◆ **Written task**
Can you copy every one of the items below, line for line and unchanged?

◆ **Data for this task**
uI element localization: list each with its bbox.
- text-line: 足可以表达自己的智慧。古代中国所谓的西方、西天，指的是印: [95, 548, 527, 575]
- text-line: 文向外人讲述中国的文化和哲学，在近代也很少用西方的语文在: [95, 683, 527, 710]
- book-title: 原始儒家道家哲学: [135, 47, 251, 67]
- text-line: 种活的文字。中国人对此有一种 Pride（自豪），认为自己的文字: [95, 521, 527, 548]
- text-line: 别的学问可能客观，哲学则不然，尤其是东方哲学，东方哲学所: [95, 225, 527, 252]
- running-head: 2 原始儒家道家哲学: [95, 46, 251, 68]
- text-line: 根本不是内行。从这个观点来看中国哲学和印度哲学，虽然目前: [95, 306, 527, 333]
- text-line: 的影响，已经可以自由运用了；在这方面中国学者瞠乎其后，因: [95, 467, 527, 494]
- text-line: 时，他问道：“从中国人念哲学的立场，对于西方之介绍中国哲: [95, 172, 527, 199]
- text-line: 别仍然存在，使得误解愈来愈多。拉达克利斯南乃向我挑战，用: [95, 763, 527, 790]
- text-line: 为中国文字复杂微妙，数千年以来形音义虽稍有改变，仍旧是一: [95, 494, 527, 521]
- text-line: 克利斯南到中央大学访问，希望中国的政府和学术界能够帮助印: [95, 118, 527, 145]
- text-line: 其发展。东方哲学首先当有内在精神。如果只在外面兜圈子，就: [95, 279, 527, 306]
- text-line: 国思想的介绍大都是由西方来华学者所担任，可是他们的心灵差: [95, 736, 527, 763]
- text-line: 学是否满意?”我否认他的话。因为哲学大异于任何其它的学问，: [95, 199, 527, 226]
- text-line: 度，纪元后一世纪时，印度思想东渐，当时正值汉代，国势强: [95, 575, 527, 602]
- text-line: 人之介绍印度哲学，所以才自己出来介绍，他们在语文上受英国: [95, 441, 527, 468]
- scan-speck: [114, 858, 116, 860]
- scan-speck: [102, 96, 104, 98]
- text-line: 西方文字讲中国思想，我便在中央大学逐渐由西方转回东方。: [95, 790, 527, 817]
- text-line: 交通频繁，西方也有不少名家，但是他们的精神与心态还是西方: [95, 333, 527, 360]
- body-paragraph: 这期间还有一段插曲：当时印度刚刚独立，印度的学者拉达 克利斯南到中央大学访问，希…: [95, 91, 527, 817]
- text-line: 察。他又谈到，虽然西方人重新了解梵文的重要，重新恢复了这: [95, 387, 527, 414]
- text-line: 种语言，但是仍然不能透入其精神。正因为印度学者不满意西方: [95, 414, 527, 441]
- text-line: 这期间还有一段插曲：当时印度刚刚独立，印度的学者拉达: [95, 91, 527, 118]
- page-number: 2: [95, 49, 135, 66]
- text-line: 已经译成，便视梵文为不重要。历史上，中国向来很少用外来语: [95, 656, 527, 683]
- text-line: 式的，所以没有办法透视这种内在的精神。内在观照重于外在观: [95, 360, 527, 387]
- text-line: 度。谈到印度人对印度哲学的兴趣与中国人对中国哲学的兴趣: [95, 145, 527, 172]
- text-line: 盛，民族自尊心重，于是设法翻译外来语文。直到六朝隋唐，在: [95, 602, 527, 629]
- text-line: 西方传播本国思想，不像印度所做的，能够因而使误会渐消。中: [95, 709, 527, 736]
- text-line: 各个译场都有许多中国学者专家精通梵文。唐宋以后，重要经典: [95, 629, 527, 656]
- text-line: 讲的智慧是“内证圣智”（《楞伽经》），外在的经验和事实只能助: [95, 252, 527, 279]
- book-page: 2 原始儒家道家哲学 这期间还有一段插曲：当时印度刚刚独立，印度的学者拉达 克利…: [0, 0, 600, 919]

◆ **Expected answer**
uI element localization: list each with its bbox.
- text-line: 足可以表达自己的智慧。古代中国所谓的西方、西天，指的是印: [95, 548, 527, 575]
- text-line: 文向外人讲述中国的文化和哲学，在近代也很少用西方的语文在: [95, 683, 527, 710]
- book-title: 原始儒家道家哲学: [135, 47, 251, 67]
- text-line: 种活的文字。中国人对此有一种 Pride（自豪），认为自己的文字: [95, 521, 527, 548]
- text-line: 别的学问可能客观，哲学则不然，尤其是东方哲学，东方哲学所: [95, 225, 527, 252]
- running-head: 2 原始儒家道家哲学: [95, 46, 251, 68]
- text-line: 根本不是内行。从这个观点来看中国哲学和印度哲学，虽然目前: [95, 306, 527, 333]
- text-line: 的影响，已经可以自由运用了；在这方面中国学者瞠乎其后，因: [95, 467, 527, 494]
- text-line: 时，他问道：“从中国人念哲学的立场，对于西方之介绍中国哲: [95, 172, 527, 199]
- text-line: 别仍然存在，使得误解愈来愈多。拉达克利斯南乃向我挑战，用: [95, 763, 527, 790]
- text-line: 为中国文字复杂微妙，数千年以来形音义虽稍有改变，仍旧是一: [95, 494, 527, 521]
- text-line: 克利斯南到中央大学访问，希望中国的政府和学术界能够帮助印: [95, 118, 527, 145]
- text-line: 其发展。东方哲学首先当有内在精神。如果只在外面兜圈子，就: [95, 279, 527, 306]
- text-line: 国思想的介绍大都是由西方来华学者所担任，可是他们的心灵差: [95, 736, 527, 763]
- text-line: 学是否满意?”我否认他的话。因为哲学大异于任何其它的学问，: [95, 199, 527, 226]
- text-line: 度，纪元后一世纪时，印度思想东渐，当时正值汉代，国势强: [95, 575, 527, 602]
- text-line: 人之介绍印度哲学，所以才自己出来介绍，他们在语文上受英国: [95, 441, 527, 468]
- scan-speck: [114, 858, 116, 860]
- scan-speck: [102, 96, 104, 98]
- text-line: 西方文字讲中国思想，我便在中央大学逐渐由西方转回东方。: [95, 790, 527, 817]
- text-line: 交通频繁，西方也有不少名家，但是他们的精神与心态还是西方: [95, 333, 527, 360]
- body-paragraph: 这期间还有一段插曲：当时印度刚刚独立，印度的学者拉达 克利斯南到中央大学访问，希…: [95, 91, 527, 817]
- text-line: 察。他又谈到，虽然西方人重新了解梵文的重要，重新恢复了这: [95, 387, 527, 414]
- text-line: 种语言，但是仍然不能透入其精神。正因为印度学者不满意西方: [95, 414, 527, 441]
- text-line: 这期间还有一段插曲：当时印度刚刚独立，印度的学者拉达: [95, 91, 527, 118]
- page-number: 2: [95, 49, 135, 66]
- text-line: 已经译成，便视梵文为不重要。历史上，中国向来很少用外来语: [95, 656, 527, 683]
- text-line: 式的，所以没有办法透视这种内在的精神。内在观照重于外在观: [95, 360, 527, 387]
- text-line: 度。谈到印度人对印度哲学的兴趣与中国人对中国哲学的兴趣: [95, 145, 527, 172]
- text-line: 盛，民族自尊心重，于是设法翻译外来语文。直到六朝隋唐，在: [95, 602, 527, 629]
- text-line: 西方传播本国思想，不像印度所做的，能够因而使误会渐消。中: [95, 709, 527, 736]
- text-line: 各个译场都有许多中国学者专家精通梵文。唐宋以后，重要经典: [95, 629, 527, 656]
- text-line: 讲的智慧是“内证圣智”（《楞伽经》），外在的经验和事实只能助: [95, 252, 527, 279]
- book-page: 2 原始儒家道家哲学 这期间还有一段插曲：当时印度刚刚独立，印度的学者拉达 克利…: [0, 0, 600, 919]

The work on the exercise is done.